> [Exercise description]
From the entries below, gather each line containing the word "sure".
########
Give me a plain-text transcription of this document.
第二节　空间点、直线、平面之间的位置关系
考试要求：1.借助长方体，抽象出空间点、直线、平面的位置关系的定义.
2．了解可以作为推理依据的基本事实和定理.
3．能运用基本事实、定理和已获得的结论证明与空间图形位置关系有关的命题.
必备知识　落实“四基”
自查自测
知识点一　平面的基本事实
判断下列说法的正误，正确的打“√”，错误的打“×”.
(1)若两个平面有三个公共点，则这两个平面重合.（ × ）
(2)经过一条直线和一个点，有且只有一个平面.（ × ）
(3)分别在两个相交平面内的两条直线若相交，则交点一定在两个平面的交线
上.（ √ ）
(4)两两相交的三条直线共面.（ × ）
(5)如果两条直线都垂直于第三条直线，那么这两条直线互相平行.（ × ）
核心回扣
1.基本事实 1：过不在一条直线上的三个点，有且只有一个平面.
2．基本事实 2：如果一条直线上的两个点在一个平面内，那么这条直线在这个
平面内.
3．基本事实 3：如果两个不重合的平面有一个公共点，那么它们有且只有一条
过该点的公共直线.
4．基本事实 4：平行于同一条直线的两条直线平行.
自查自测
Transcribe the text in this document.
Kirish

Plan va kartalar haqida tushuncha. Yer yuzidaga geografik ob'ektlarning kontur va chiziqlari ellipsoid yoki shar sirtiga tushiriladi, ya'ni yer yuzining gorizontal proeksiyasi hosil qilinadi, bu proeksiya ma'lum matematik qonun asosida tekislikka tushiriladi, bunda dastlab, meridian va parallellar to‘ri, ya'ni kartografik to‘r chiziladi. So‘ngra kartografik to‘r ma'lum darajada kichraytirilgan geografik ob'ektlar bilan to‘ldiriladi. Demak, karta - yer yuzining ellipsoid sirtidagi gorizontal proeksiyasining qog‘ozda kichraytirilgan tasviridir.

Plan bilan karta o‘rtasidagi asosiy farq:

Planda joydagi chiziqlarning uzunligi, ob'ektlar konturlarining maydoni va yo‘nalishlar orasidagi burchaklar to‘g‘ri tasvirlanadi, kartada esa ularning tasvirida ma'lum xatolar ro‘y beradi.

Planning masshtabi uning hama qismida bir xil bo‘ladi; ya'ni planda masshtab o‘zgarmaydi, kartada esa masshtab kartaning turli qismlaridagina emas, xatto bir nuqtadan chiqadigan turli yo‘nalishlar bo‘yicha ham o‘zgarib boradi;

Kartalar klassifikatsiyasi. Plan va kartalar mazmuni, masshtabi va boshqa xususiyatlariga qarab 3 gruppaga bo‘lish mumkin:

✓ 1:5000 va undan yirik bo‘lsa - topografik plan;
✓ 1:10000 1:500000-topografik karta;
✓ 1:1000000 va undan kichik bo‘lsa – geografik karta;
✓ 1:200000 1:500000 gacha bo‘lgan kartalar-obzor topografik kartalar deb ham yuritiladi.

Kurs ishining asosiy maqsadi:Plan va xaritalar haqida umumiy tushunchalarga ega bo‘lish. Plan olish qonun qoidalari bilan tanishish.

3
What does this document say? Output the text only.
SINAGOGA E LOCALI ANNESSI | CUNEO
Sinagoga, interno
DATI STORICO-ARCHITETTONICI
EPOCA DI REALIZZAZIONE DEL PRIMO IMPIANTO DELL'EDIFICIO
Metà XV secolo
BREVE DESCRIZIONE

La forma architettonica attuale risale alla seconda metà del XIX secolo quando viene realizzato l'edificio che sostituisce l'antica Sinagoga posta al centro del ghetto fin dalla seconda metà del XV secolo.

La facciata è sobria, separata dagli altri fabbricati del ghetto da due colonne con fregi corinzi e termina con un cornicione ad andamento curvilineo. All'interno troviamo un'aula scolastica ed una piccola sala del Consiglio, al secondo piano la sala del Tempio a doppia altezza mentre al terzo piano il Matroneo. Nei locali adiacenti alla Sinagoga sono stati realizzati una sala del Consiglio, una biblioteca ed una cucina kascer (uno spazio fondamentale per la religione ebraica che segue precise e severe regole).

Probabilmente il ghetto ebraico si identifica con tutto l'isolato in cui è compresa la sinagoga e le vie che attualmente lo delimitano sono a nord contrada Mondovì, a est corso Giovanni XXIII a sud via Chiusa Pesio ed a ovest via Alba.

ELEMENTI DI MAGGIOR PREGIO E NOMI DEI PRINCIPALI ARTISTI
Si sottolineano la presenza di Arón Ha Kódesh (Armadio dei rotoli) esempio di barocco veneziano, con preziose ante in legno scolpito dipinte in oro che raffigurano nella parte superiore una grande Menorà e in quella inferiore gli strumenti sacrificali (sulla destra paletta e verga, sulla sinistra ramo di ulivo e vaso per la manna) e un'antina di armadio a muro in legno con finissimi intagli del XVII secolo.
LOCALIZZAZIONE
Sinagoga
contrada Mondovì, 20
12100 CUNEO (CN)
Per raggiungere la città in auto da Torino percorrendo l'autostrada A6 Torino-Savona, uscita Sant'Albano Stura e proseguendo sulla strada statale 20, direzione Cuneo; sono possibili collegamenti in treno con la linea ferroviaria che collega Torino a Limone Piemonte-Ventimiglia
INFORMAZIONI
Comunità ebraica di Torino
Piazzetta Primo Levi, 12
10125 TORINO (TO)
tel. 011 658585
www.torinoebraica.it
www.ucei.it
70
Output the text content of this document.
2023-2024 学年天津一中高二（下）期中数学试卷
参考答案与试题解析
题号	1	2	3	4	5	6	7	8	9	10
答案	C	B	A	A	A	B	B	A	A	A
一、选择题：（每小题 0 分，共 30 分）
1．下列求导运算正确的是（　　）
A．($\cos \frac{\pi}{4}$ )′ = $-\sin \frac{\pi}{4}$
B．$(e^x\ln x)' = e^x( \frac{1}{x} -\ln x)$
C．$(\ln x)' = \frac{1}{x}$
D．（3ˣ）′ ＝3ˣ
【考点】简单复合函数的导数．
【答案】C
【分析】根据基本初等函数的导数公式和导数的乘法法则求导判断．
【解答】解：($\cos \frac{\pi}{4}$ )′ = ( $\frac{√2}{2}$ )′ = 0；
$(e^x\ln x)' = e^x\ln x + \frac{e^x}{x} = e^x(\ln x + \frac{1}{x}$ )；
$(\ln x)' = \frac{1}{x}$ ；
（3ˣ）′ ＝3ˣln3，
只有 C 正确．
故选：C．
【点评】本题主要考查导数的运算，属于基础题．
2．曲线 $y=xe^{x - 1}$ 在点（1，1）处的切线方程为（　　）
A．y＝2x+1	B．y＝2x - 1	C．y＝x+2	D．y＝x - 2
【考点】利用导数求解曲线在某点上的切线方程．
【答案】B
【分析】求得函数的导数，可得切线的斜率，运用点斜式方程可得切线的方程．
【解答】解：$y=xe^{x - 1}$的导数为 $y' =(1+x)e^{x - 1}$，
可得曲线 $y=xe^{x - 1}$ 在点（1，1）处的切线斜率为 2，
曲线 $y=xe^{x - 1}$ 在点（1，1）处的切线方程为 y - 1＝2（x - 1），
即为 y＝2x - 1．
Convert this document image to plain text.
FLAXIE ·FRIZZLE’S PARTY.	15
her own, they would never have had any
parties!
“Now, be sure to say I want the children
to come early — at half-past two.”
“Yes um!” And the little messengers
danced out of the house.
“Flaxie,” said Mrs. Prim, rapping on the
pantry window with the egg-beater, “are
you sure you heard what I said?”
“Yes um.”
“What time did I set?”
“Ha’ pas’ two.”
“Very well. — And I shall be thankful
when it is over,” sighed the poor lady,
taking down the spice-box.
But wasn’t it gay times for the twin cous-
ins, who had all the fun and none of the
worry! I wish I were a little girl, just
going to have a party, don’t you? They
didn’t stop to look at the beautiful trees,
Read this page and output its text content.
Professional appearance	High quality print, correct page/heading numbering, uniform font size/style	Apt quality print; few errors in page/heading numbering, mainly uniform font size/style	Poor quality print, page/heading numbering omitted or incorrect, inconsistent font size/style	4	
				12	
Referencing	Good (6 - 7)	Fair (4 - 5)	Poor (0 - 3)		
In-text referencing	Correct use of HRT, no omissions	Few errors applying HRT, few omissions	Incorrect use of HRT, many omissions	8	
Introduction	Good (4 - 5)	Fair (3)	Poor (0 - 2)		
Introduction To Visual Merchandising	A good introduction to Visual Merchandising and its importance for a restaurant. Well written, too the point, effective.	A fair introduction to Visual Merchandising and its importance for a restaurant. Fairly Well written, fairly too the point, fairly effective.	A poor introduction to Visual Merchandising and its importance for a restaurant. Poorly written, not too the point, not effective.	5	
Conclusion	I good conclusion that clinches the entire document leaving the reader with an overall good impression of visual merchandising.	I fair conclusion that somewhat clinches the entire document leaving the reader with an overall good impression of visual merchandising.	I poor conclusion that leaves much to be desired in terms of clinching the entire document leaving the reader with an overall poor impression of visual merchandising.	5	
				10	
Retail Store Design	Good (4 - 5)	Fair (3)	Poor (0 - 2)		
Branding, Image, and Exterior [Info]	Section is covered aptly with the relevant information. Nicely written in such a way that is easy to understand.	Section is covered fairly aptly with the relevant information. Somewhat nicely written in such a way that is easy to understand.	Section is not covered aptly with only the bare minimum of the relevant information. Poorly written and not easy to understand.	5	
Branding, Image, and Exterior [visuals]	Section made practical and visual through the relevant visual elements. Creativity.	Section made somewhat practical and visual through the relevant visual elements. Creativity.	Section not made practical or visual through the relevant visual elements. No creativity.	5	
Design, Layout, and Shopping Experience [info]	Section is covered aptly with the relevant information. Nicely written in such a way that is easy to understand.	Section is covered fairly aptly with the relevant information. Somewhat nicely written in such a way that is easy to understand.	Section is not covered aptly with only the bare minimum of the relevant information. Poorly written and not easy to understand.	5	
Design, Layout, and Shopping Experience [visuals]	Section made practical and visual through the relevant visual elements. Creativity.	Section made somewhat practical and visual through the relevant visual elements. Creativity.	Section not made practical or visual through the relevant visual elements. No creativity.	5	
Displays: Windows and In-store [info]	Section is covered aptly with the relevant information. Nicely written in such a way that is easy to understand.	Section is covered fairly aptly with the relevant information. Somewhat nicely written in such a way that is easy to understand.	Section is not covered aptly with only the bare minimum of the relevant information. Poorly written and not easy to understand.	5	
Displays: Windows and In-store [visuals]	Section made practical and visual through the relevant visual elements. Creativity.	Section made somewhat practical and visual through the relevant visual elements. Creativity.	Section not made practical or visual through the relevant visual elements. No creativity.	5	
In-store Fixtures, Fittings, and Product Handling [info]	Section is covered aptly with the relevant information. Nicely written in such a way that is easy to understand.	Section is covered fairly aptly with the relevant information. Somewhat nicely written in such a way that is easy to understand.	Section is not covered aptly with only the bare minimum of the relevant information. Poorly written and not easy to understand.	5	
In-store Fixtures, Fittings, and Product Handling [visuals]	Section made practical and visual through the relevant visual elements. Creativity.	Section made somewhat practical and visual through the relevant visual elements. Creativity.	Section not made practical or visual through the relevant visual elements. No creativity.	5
########
> [Expected output]
“Now, be sure to say I want the children
you sure you heard what I said?”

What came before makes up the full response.